TASK DESCRIPTION
Filter the entries below, keeping every line that has the word "Spacing".

[start DATASET ENTRIES]

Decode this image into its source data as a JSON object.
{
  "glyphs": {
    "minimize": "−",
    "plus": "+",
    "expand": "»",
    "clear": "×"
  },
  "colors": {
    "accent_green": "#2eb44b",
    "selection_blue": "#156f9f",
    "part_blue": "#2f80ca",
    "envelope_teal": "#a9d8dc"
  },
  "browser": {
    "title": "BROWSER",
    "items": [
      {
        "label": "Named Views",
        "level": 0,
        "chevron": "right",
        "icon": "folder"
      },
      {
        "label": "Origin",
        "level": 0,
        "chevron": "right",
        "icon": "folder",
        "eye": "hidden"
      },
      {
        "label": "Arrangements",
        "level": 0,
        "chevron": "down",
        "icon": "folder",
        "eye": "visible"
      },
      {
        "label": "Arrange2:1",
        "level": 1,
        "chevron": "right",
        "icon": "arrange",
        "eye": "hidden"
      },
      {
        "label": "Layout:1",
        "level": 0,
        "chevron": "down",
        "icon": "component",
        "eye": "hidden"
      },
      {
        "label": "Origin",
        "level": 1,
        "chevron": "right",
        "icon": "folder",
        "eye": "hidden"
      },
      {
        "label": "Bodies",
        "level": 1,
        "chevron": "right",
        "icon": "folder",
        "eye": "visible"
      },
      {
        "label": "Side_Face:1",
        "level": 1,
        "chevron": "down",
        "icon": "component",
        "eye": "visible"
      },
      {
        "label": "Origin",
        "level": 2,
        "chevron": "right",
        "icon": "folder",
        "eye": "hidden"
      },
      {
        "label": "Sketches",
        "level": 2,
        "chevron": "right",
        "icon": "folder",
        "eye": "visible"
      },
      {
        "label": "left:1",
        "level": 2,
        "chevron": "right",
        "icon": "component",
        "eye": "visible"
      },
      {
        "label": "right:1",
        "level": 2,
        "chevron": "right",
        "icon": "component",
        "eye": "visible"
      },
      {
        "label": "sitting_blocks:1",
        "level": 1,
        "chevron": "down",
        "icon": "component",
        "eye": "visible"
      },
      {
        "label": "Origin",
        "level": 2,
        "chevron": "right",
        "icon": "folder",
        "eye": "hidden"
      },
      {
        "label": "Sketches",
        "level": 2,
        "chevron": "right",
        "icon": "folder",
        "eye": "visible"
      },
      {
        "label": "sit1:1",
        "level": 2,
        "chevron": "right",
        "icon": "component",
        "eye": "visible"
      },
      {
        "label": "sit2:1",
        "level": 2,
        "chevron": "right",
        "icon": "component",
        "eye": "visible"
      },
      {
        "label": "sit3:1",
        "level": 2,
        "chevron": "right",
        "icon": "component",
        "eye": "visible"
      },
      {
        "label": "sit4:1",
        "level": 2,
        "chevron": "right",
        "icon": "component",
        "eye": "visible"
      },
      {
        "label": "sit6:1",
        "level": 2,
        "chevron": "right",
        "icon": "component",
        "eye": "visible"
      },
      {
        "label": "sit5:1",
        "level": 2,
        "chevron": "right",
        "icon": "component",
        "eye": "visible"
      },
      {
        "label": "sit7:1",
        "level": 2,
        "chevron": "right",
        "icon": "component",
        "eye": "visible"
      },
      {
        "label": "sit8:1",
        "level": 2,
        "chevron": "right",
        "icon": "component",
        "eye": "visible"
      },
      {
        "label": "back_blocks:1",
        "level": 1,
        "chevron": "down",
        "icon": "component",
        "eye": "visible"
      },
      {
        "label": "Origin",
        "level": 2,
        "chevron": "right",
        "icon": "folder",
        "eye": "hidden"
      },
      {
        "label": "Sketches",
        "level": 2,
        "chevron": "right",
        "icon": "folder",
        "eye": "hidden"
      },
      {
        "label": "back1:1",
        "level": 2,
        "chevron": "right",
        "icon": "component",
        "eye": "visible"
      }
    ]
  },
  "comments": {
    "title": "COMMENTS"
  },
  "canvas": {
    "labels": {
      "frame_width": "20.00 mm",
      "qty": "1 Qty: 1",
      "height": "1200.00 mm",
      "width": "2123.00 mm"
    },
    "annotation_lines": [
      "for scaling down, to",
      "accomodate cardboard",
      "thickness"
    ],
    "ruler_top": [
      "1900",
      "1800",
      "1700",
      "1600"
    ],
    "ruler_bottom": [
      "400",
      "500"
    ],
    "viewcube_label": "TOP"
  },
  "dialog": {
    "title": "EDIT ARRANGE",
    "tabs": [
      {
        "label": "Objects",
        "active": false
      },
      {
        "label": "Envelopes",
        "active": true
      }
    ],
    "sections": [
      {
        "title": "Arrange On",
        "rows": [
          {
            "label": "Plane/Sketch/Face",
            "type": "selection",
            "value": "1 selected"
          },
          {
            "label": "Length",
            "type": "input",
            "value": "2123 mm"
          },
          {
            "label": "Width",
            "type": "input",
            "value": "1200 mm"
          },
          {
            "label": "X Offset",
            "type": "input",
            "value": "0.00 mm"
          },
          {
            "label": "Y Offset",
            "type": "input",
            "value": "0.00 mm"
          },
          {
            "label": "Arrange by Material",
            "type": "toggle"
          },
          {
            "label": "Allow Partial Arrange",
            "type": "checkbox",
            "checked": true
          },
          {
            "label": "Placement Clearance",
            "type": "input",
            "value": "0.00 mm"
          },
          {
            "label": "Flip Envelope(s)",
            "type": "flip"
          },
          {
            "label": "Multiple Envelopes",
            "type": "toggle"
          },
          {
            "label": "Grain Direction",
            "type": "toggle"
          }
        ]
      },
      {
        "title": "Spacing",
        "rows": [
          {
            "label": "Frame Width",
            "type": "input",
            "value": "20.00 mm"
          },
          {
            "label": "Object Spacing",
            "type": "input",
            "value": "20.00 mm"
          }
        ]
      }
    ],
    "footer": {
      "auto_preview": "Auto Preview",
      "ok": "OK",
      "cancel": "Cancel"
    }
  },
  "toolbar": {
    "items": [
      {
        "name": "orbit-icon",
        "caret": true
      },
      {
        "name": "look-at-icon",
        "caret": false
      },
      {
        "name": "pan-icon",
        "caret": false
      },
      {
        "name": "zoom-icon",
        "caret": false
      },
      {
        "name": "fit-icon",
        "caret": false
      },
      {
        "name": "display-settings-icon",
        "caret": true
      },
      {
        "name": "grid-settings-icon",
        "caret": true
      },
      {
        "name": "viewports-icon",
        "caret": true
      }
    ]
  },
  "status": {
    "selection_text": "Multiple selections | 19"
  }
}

[end DATASET ENTRIES]

CORRECT OUTPUT
        "title": "Spacing",
            "label": "Object Spacing",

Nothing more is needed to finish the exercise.